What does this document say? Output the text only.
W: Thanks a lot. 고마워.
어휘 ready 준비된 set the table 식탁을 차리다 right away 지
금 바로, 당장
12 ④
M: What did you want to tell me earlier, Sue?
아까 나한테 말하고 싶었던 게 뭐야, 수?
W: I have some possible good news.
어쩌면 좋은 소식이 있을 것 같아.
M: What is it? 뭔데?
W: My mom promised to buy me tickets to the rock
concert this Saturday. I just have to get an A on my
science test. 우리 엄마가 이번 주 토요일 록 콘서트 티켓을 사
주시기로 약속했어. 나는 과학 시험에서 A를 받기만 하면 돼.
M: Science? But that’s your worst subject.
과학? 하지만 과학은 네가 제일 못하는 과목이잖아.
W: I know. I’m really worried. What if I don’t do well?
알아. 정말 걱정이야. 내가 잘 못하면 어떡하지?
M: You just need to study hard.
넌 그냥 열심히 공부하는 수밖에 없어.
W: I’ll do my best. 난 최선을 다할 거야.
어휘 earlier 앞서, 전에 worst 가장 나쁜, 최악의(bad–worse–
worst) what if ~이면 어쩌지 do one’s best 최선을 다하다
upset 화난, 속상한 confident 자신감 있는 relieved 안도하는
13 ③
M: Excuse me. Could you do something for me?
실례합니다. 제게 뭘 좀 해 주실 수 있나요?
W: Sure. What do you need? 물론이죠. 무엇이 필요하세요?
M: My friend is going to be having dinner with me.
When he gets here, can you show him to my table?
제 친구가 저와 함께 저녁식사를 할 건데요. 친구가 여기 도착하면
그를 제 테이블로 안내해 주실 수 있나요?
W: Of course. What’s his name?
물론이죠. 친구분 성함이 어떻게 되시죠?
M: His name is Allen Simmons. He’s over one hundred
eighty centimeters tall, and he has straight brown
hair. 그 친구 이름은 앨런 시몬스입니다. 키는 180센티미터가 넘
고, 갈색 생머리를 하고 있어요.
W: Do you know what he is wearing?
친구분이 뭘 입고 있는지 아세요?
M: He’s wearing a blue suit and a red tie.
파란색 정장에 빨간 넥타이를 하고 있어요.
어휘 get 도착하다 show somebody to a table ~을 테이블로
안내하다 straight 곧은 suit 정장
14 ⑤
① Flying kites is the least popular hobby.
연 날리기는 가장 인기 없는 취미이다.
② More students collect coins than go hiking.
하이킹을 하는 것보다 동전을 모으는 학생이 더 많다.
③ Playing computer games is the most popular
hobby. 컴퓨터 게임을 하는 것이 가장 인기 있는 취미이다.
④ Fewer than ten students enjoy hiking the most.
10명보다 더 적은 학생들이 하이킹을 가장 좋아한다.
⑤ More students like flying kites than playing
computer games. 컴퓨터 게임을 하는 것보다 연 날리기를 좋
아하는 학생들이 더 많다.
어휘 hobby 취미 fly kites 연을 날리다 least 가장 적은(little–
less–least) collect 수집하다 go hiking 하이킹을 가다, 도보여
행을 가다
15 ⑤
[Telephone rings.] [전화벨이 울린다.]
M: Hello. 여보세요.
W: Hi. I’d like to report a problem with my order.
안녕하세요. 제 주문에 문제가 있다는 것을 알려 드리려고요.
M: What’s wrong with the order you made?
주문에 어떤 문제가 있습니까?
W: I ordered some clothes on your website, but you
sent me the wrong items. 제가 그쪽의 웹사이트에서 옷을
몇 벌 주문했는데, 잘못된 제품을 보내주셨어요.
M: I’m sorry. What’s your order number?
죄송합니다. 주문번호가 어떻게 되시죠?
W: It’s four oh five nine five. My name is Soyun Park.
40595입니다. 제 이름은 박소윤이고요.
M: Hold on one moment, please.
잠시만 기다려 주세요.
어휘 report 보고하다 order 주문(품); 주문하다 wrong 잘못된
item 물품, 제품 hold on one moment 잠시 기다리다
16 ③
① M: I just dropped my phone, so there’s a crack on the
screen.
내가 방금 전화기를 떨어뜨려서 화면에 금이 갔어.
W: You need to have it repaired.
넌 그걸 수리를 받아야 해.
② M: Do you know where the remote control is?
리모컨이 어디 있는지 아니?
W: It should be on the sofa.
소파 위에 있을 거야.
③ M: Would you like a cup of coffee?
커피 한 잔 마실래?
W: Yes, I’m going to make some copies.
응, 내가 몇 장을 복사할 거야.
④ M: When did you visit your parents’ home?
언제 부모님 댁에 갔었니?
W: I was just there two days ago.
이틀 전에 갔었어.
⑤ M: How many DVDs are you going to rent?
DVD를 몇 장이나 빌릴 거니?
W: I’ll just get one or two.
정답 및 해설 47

- DIRECTIONS FOR THIS TASK: Reproduce each line verbatim.

- THE ANSWER:
What does this document say? Output the text only.
W: Thanks a lot. 고마워.
어휘 ready 준비된 set the table 식탁을 차리다 right away 지
금 바로, 당장
12 ④
M: What did you want to tell me earlier, Sue?
아까 나한테 말하고 싶었던 게 뭐야, 수?
W: I have some possible good news.
어쩌면 좋은 소식이 있을 것 같아.
M: What is it? 뭔데?
W: My mom promised to buy me tickets to the rock
concert this Saturday. I just have to get an A on my
science test. 우리 엄마가 이번 주 토요일 록 콘서트 티켓을 사
주시기로 약속했어. 나는 과학 시험에서 A를 받기만 하면 돼.
M: Science? But that’s your worst subject.
과학? 하지만 과학은 네가 제일 못하는 과목이잖아.
W: I know. I’m really worried. What if I don’t do well?
알아. 정말 걱정이야. 내가 잘 못하면 어떡하지?
M: You just need to study hard.
넌 그냥 열심히 공부하는 수밖에 없어.
W: I’ll do my best. 난 최선을 다할 거야.
어휘 earlier 앞서, 전에 worst 가장 나쁜, 최악의(bad–worse–
worst) what if ~이면 어쩌지 do one’s best 최선을 다하다
upset 화난, 속상한 confident 자신감 있는 relieved 안도하는
13 ③
M: Excuse me. Could you do something for me?
실례합니다. 제게 뭘 좀 해 주실 수 있나요?
W: Sure. What do you need? 물론이죠. 무엇이 필요하세요?
M: My friend is going to be having dinner with me.
When he gets here, can you show him to my table?
제 친구가 저와 함께 저녁식사를 할 건데요. 친구가 여기 도착하면
그를 제 테이블로 안내해 주실 수 있나요?
W: Of course. What’s his name?
물론이죠. 친구분 성함이 어떻게 되시죠?
M: His name is Allen Simmons. He’s over one hundred
eighty centimeters tall, and he has straight brown
hair. 그 친구 이름은 앨런 시몬스입니다. 키는 180센티미터가 넘
고, 갈색 생머리를 하고 있어요.
W: Do you know what he is wearing?
친구분이 뭘 입고 있는지 아세요?
M: He’s wearing a blue suit and a red tie.
파란색 정장에 빨간 넥타이를 하고 있어요.
어휘 get 도착하다 show somebody to a table ~을 테이블로
안내하다 straight 곧은 suit 정장
14 ⑤
① Flying kites is the least popular hobby.
연 날리기는 가장 인기 없는 취미이다.
② More students collect coins than go hiking.
하이킹을 하는 것보다 동전을 모으는 학생이 더 많다.
③ Playing computer games is the most popular
hobby. 컴퓨터 게임을 하는 것이 가장 인기 있는 취미이다.
④ Fewer than ten students enjoy hiking the most.
10명보다 더 적은 학생들이 하이킹을 가장 좋아한다.
⑤ More students like flying kites than playing
computer games. 컴퓨터 게임을 하는 것보다 연 날리기를 좋
아하는 학생들이 더 많다.
어휘 hobby 취미 fly kites 연을 날리다 least 가장 적은(little–
less–least) collect 수집하다 go hiking 하이킹을 가다, 도보여
행을 가다
15 ⑤
[Telephone rings.] [전화벨이 울린다.]
M: Hello. 여보세요.
W: Hi. I’d like to report a problem with my order.
안녕하세요. 제 주문에 문제가 있다는 것을 알려 드리려고요.
M: What’s wrong with the order you made?
주문에 어떤 문제가 있습니까?
W: I ordered some clothes on your website, but you
sent me the wrong items. 제가 그쪽의 웹사이트에서 옷을
몇 벌 주문했는데, 잘못된 제품을 보내주셨어요.
M: I’m sorry. What’s your order number?
죄송합니다. 주문번호가 어떻게 되시죠?
W: It’s four oh five nine five. My name is Soyun Park.
40595입니다. 제 이름은 박소윤이고요.
M: Hold on one moment, please.
잠시만 기다려 주세요.
어휘 report 보고하다 order 주문(품); 주문하다 wrong 잘못된
item 물품, 제품 hold on one moment 잠시 기다리다
16 ③
① M: I just dropped my phone, so there’s a crack on the
screen.
내가 방금 전화기를 떨어뜨려서 화면에 금이 갔어.
W: You need to have it repaired.
넌 그걸 수리를 받아야 해.
② M: Do you know where the remote control is?
리모컨이 어디 있는지 아니?
W: It should be on the sofa.
소파 위에 있을 거야.
③ M: Would you like a cup of coffee?
커피 한 잔 마실래?
W: Yes, I’m going to make some copies.
응, 내가 몇 장을 복사할 거야.
④ M: When did you visit your parents’ home?
언제 부모님 댁에 갔었니?
W: I was just there two days ago.
이틀 전에 갔었어.
⑤ M: How many DVDs are you going to rent?
DVD를 몇 장이나 빌릴 거니?
W: I’ll just get one or two.
정답 및 해설 47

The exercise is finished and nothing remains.